__STATED TASK__
Only the number is wanted: count the lines that contain "Evanston".

__DATA LINES__

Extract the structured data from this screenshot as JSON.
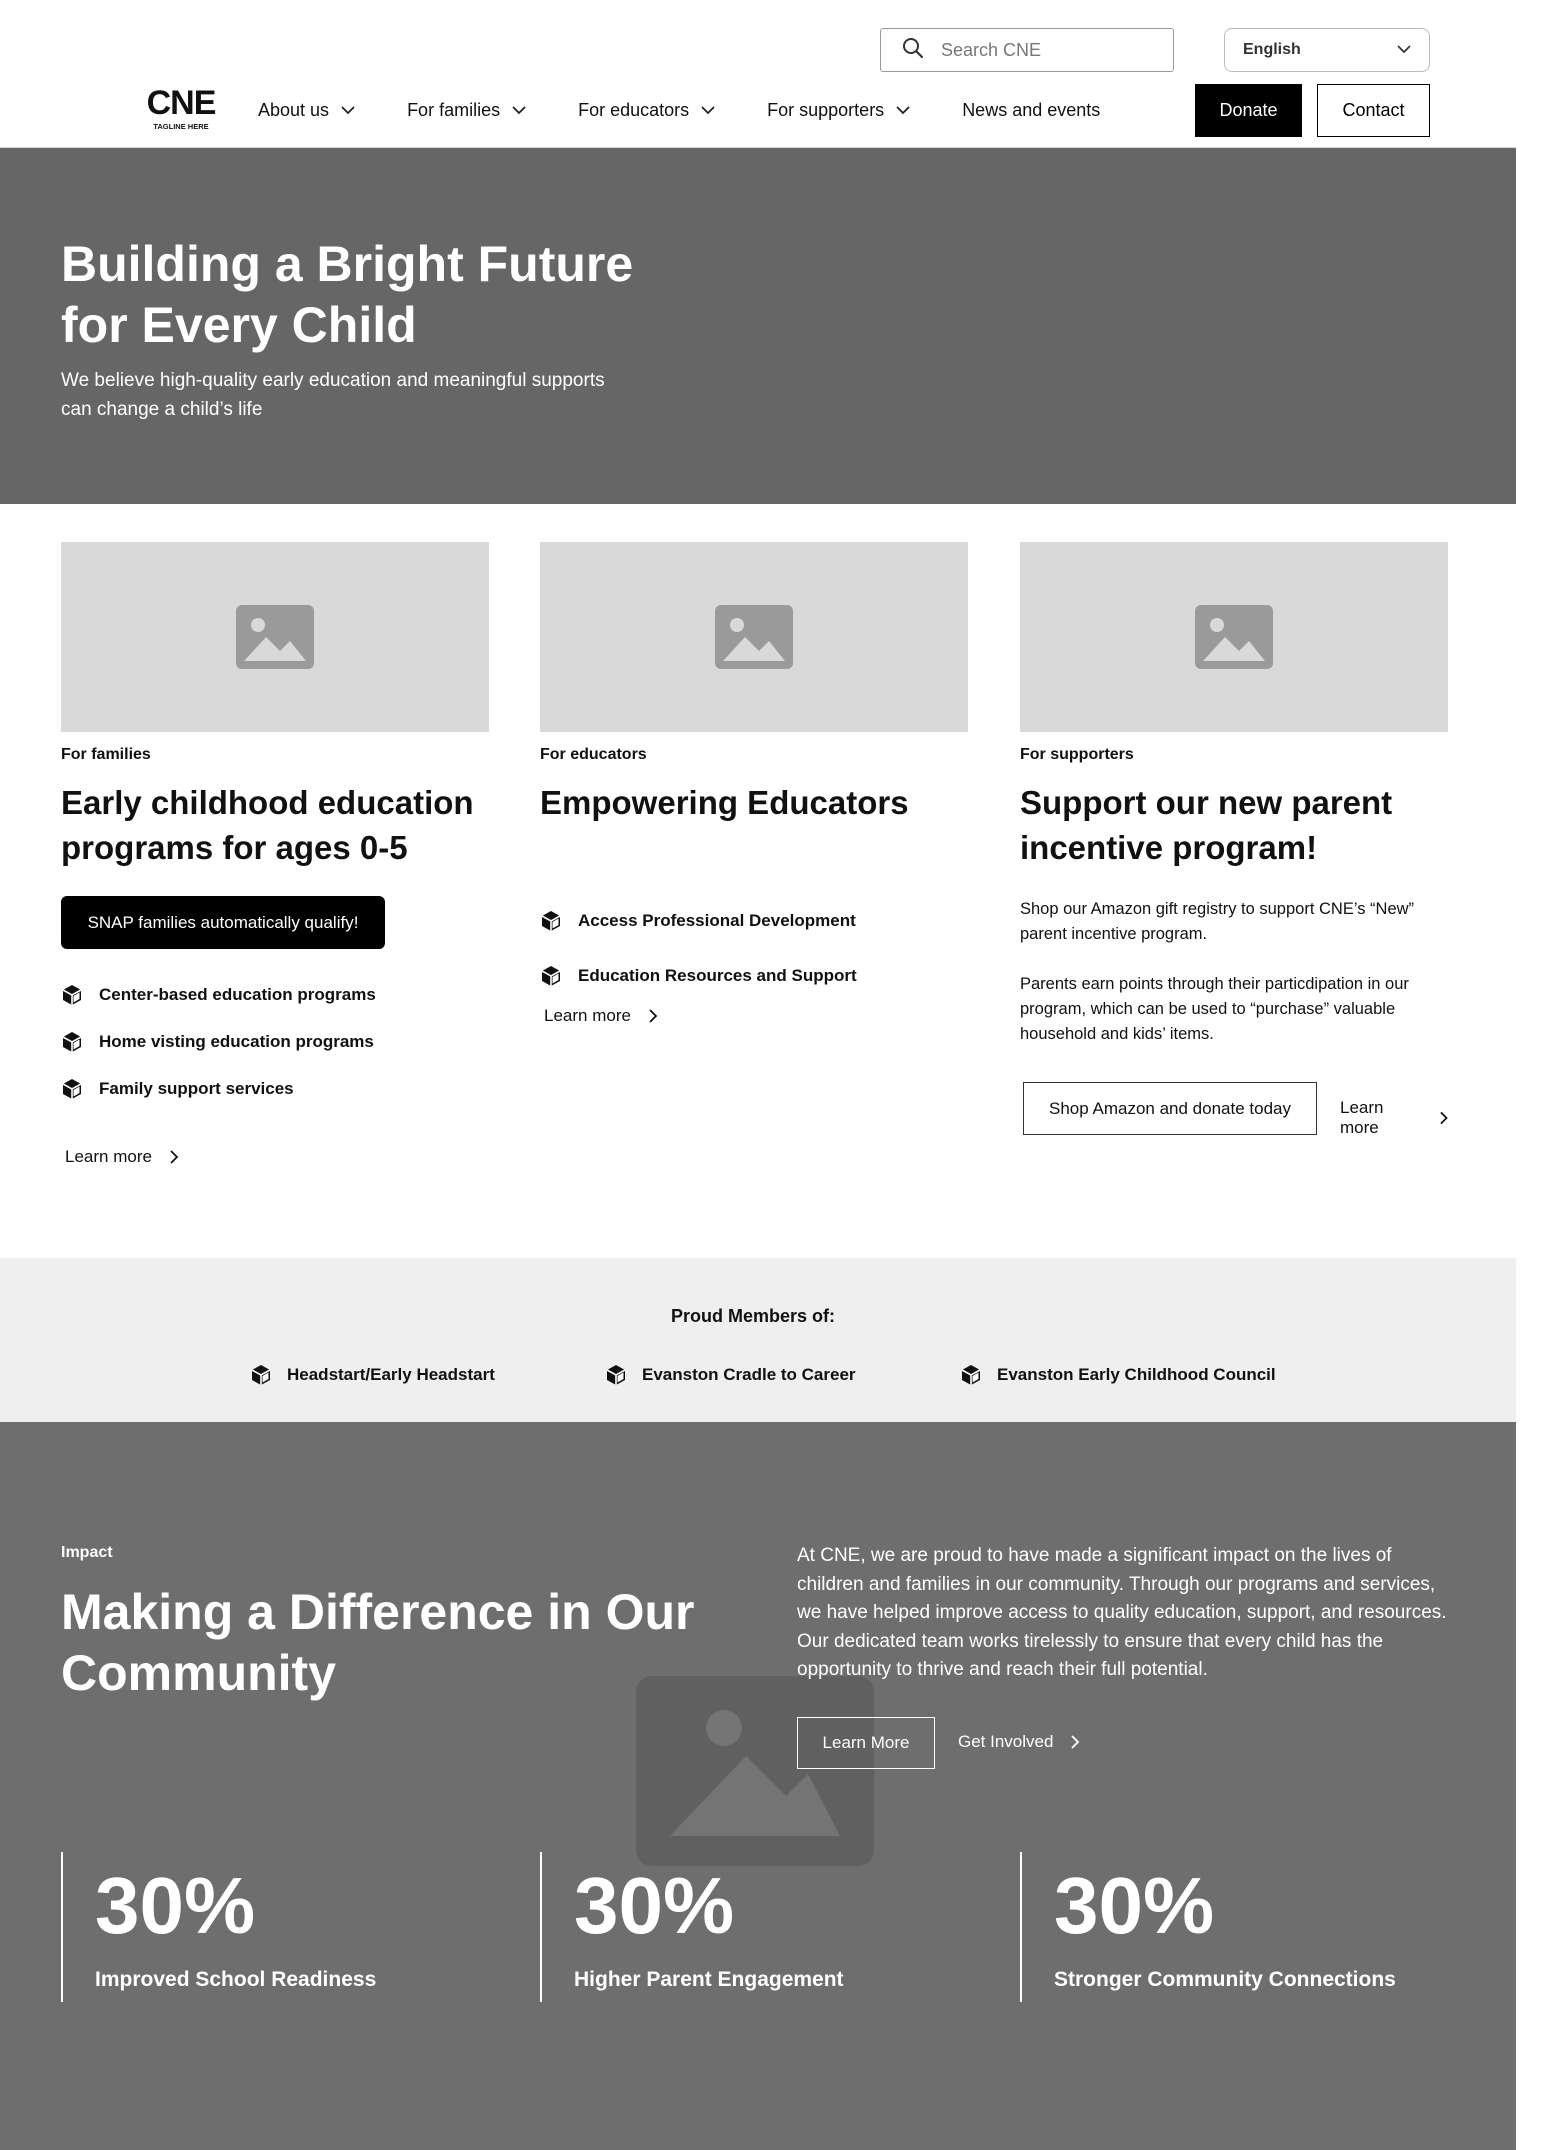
{
  "header": {
    "search_placeholder": "Search CNE",
    "language": "English",
    "logo_name": "CNE",
    "logo_tagline": "TAGLINE HERE",
    "nav": [
      {
        "label": "About us"
      },
      {
        "label": "For families"
      },
      {
        "label": "For educators"
      },
      {
        "label": "For supporters"
      },
      {
        "label": "News and events"
      }
    ],
    "donate_label": "Donate",
    "contact_label": "Contact"
  },
  "hero": {
    "title": "Building a Bright Future for Every Child",
    "subtitle": "We believe high-quality early education and meaningful supports can change a child’s life"
  },
  "cards": [
    {
      "category": "For families",
      "title": "Early childhood education programs for ages 0-5",
      "pill": "SNAP families automatically qualify!",
      "features": [
        "Center-based education programs",
        "Home visting education programs",
        "Family support services"
      ],
      "learn_more": "Learn more"
    },
    {
      "category": "For educators",
      "title": "Empowering Educators",
      "features": [
        "Access Professional Development",
        "Education Resources and Support"
      ],
      "learn_more": "Learn more"
    },
    {
      "category": "For supporters",
      "title": "Support our new parent incentive program!",
      "paragraph1": "Shop our Amazon gift registry to support CNE’s “New” parent incentive program.",
      "paragraph2": "Parents earn points through their particdipation in our program, which can be used to “purchase” valuable household and kids’ items.",
      "button": "Shop Amazon and donate today",
      "learn_more": "Learn more"
    }
  ],
  "members": {
    "title": "Proud Members of:",
    "items": [
      "Headstart/Early Headstart",
      "Evanston Cradle to Career",
      "Evanston Early Childhood Council"
    ]
  },
  "impact": {
    "eyebrow": "Impact",
    "title": "Making a Difference in Our Community",
    "paragraph": "At CNE, we are proud to have made a significant impact on the lives of children and families in our community. Through our programs and services, we have helped improve access to quality education, support, and resources. Our dedicated team works tirelessly to ensure that every child has the opportunity to thrive and reach their full potential.",
    "learn_more": "Learn More",
    "get_involved": "Get Involved",
    "stats": [
      {
        "value": "30%",
        "label": "Improved School Readiness"
      },
      {
        "value": "30%",
        "label": "Higher Parent Engagement"
      },
      {
        "value": "30%",
        "label": "Stronger Community Connections"
      }
    ]
  },
  "colors": {
    "hero_bg": "#666666",
    "impact_bg": "#6e6e6e",
    "members_bg": "#efefef",
    "placeholder": "#d9d9d9",
    "button_dark": "#000000"
  }
}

__THE REPLY__
2